| GEGEBENE EINTRÄGE |
○ ○ ○ ○ ○
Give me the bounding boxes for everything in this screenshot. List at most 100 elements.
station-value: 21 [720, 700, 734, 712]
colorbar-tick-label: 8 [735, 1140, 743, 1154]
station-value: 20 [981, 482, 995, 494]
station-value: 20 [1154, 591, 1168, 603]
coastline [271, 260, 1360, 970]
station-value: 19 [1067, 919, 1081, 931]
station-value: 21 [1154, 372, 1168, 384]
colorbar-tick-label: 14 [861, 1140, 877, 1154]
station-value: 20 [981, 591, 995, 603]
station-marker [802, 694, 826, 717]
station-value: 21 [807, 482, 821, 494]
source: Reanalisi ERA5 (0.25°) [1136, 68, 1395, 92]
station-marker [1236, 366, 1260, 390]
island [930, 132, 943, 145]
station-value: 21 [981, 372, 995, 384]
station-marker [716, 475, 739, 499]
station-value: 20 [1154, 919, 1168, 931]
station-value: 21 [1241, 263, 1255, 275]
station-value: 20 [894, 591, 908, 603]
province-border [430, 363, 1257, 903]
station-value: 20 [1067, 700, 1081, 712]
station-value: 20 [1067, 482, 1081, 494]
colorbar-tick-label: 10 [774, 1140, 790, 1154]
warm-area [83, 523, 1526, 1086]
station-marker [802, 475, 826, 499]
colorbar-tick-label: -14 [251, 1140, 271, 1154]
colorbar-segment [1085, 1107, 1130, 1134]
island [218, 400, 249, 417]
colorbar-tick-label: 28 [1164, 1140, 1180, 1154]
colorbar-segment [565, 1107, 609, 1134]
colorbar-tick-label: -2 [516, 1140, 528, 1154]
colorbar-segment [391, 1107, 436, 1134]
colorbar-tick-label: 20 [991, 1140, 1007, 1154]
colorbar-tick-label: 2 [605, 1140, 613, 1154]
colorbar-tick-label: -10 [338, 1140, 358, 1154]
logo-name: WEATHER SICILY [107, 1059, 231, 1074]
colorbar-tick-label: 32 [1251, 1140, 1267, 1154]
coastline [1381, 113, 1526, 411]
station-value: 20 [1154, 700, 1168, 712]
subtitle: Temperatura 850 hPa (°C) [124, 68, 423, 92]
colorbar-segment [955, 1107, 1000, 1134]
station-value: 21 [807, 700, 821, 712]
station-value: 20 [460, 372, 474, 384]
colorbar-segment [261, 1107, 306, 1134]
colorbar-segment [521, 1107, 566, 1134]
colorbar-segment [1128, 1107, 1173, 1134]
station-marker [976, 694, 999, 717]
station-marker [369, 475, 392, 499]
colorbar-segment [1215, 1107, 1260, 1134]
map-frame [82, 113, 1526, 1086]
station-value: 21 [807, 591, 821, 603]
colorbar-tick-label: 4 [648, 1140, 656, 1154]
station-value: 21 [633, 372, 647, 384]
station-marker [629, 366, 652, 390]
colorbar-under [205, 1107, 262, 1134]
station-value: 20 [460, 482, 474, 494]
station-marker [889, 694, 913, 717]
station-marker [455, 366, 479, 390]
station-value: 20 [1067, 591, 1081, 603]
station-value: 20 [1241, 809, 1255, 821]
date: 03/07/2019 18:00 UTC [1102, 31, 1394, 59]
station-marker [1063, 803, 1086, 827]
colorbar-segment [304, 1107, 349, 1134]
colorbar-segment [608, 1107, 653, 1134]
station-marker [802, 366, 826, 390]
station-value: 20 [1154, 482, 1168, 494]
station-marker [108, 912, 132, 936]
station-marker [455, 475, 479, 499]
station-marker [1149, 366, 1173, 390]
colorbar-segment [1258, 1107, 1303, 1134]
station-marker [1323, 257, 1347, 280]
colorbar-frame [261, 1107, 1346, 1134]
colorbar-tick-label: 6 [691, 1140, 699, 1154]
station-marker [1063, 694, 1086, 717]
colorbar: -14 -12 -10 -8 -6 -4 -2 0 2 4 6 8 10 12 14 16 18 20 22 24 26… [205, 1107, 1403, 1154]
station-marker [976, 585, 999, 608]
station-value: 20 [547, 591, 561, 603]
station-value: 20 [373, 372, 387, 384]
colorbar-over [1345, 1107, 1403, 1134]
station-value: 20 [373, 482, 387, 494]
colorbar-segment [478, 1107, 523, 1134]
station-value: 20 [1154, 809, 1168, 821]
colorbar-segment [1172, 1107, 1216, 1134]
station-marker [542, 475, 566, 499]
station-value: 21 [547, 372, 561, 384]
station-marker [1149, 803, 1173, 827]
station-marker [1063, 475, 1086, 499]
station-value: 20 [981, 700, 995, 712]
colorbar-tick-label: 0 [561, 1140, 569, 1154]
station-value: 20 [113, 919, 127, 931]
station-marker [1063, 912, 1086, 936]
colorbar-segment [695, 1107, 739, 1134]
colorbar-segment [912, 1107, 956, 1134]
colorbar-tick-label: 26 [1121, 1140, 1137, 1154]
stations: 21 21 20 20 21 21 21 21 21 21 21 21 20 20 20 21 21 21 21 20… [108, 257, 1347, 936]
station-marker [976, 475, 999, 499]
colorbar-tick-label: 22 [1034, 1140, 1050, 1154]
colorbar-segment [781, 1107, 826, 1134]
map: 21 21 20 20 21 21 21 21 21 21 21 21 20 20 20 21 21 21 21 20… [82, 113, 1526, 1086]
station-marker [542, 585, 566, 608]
○ ○ ○ ○ ○
| AUFGABENSTELLUNG |
Aktualisieren Sie die gesamte Auflistung, indem Sie jedes „colorbar-segment“ durch „legend-segment“ ersetzen. Alles Übrige bleibt unverändert.

| AUSGABE |
Give me the bounding boxes for everything in this screenshot. List at most 100 elements.
station-value: 21 [720, 700, 734, 712]
colorbar-tick-label: 8 [735, 1140, 743, 1154]
station-value: 20 [981, 482, 995, 494]
station-value: 20 [1154, 591, 1168, 603]
coastline [271, 260, 1360, 970]
station-value: 19 [1067, 919, 1081, 931]
station-value: 21 [1154, 372, 1168, 384]
colorbar-tick-label: 14 [861, 1140, 877, 1154]
station-value: 20 [981, 591, 995, 603]
station-marker [802, 694, 826, 717]
station-value: 21 [807, 482, 821, 494]
source: Reanalisi ERA5 (0.25°) [1136, 68, 1395, 92]
station-marker [1236, 366, 1260, 390]
island [930, 132, 943, 145]
station-value: 21 [981, 372, 995, 384]
station-marker [716, 475, 739, 499]
station-value: 20 [1154, 919, 1168, 931]
station-value: 21 [1241, 263, 1255, 275]
station-value: 20 [894, 591, 908, 603]
province-border [430, 363, 1257, 903]
station-value: 20 [1067, 700, 1081, 712]
station-value: 20 [1067, 482, 1081, 494]
colorbar-tick-label: 10 [774, 1140, 790, 1154]
warm-area [83, 523, 1526, 1086]
station-marker [802, 475, 826, 499]
colorbar-tick-label: -14 [251, 1140, 271, 1154]
legend-segment [1085, 1107, 1130, 1134]
island [218, 400, 249, 417]
colorbar-tick-label: 28 [1164, 1140, 1180, 1154]
legend-segment [565, 1107, 609, 1134]
colorbar-tick-label: -2 [516, 1140, 528, 1154]
legend-segment [391, 1107, 436, 1134]
colorbar-tick-label: 20 [991, 1140, 1007, 1154]
colorbar-tick-label: 2 [605, 1140, 613, 1154]
colorbar-tick-label: -10 [338, 1140, 358, 1154]
logo-name: WEATHER SICILY [107, 1059, 231, 1074]
colorbar-tick-label: 32 [1251, 1140, 1267, 1154]
coastline [1381, 113, 1526, 411]
station-value: 20 [1154, 700, 1168, 712]
subtitle: Temperatura 850 hPa (°C) [124, 68, 423, 92]
legend-segment [955, 1107, 1000, 1134]
station-value: 21 [807, 700, 821, 712]
station-value: 20 [460, 372, 474, 384]
legend-segment [261, 1107, 306, 1134]
legend-segment [521, 1107, 566, 1134]
legend-segment [1128, 1107, 1173, 1134]
station-marker [976, 694, 999, 717]
station-marker [369, 475, 392, 499]
legend-segment [1215, 1107, 1260, 1134]
map-frame [82, 113, 1526, 1086]
station-value: 21 [807, 591, 821, 603]
colorbar-tick-label: 4 [648, 1140, 656, 1154]
station-value: 21 [633, 372, 647, 384]
station-marker [629, 366, 652, 390]
colorbar-under [205, 1107, 262, 1134]
station-value: 20 [460, 482, 474, 494]
station-marker [889, 694, 913, 717]
station-marker [455, 366, 479, 390]
station-value: 20 [1067, 591, 1081, 603]
station-value: 20 [1241, 809, 1255, 821]
date: 03/07/2019 18:00 UTC [1102, 31, 1394, 59]
station-marker [1063, 803, 1086, 827]
legend-segment [304, 1107, 349, 1134]
legend-segment [608, 1107, 653, 1134]
station-marker [802, 366, 826, 390]
station-value: 20 [1154, 482, 1168, 494]
station-marker [108, 912, 132, 936]
station-marker [455, 475, 479, 499]
station-marker [1149, 366, 1173, 390]
legend-segment [1258, 1107, 1303, 1134]
station-marker [1323, 257, 1347, 280]
colorbar-frame [261, 1107, 1346, 1134]
colorbar-tick-label: 6 [691, 1140, 699, 1154]
station-marker [1063, 694, 1086, 717]
colorbar: -14 -12 -10 -8 -6 -4 -2 0 2 4 6 8 10 12 14 16 18 20 22 24 26… [205, 1107, 1403, 1154]
station-marker [976, 585, 999, 608]
station-value: 20 [547, 591, 561, 603]
station-value: 20 [373, 372, 387, 384]
colorbar-over [1345, 1107, 1403, 1134]
station-value: 20 [373, 482, 387, 494]
legend-segment [478, 1107, 523, 1134]
station-value: 20 [1154, 809, 1168, 821]
legend-segment [1172, 1107, 1216, 1134]
station-marker [542, 475, 566, 499]
station-value: 21 [547, 372, 561, 384]
station-marker [1149, 803, 1173, 827]
station-marker [1063, 475, 1086, 499]
station-value: 20 [981, 700, 995, 712]
colorbar-tick-label: 0 [561, 1140, 569, 1154]
station-value: 20 [113, 919, 127, 931]
station-marker [1063, 912, 1086, 936]
legend-segment [695, 1107, 739, 1134]
legend-segment [912, 1107, 956, 1134]
colorbar-tick-label: 26 [1121, 1140, 1137, 1154]
stations: 21 21 20 20 21 21 21 21 21 21 21 21 20 20 20 21 21 21 21 20… [108, 257, 1347, 936]
station-marker [976, 475, 999, 499]
colorbar-tick-label: 22 [1034, 1140, 1050, 1154]
legend-segment [781, 1107, 826, 1134]
map: 21 21 20 20 21 21 21 21 21 21 21 21 20 20 20 21 21 21 21 20… [82, 113, 1526, 1086]
station-marker [542, 585, 566, 608]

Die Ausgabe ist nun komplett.